■ Task goal ■
Copy out the listing that follows, exactly, without its pictures.

-- Begin Extracted material --

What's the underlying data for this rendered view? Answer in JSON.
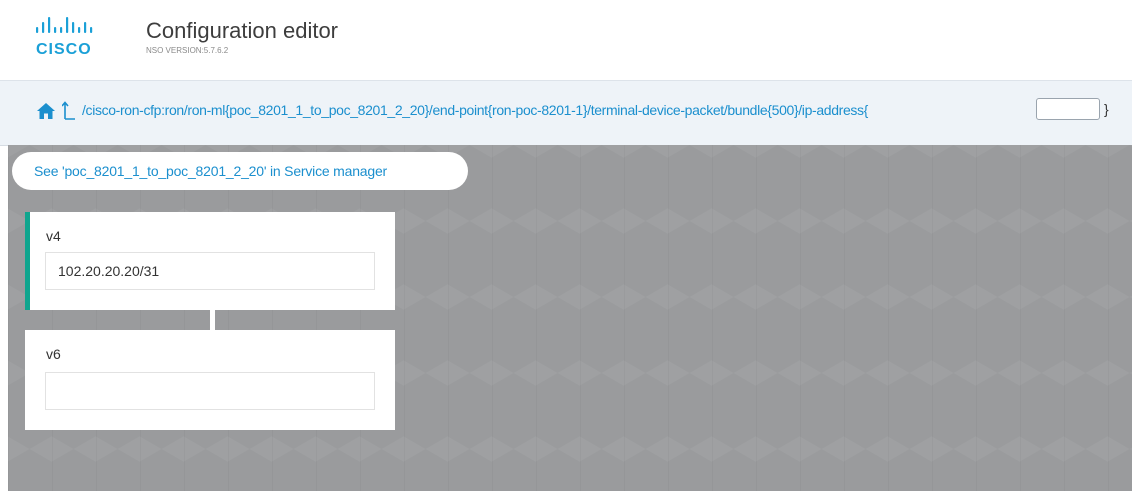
{
  "header": {
    "brand": "CISCO",
    "title": "Configuration editor",
    "version": "NSO VERSION:5.7.6.2"
  },
  "path_bar": {
    "path": "/cisco-ron-cfp:ron/ron-ml{poc_8201_1_to_poc_8201_2_20}/end-point{ron-poc-8201-1}/terminal-device-packet/bundle{500}/ip-address{",
    "key_value": "",
    "closing_brace": "}",
    "icons": [
      "home-icon",
      "up-arrow-icon"
    ]
  },
  "service_link": "See 'poc_8201_1_to_poc_8201_2_20' in Service manager",
  "leaves": [
    {
      "label": "v4",
      "value": "102.20.20.20/31",
      "selected": true
    },
    {
      "label": "v6",
      "value": "",
      "selected": false
    }
  ],
  "colors": {
    "link": "#1b8fce",
    "brand": "#1ba0d7",
    "selected": "#10a58e",
    "canvas": "#9a9b9d"
  }
}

-- End Extracted material --

■ The answer ■
What's the underlying data for this rendered view? Answer in JSON.
{
  "header": {
    "brand": "CISCO",
    "title": "Configuration editor",
    "version": "NSO VERSION:5.7.6.2"
  },
  "path_bar": {
    "path": "/cisco-ron-cfp:ron/ron-ml{poc_8201_1_to_poc_8201_2_20}/end-point{ron-poc-8201-1}/terminal-device-packet/bundle{500}/ip-address{",
    "key_value": "",
    "closing_brace": "}",
    "icons": [
      "home-icon",
      "up-arrow-icon"
    ]
  },
  "service_link": "See 'poc_8201_1_to_poc_8201_2_20' in Service manager",
  "leaves": [
    {
      "label": "v4",
      "value": "102.20.20.20/31",
      "selected": true
    },
    {
      "label": "v6",
      "value": "",
      "selected": false
    }
  ],
  "colors": {
    "link": "#1b8fce",
    "brand": "#1ba0d7",
    "selected": "#10a58e",
    "canvas": "#9a9b9d"
  }
}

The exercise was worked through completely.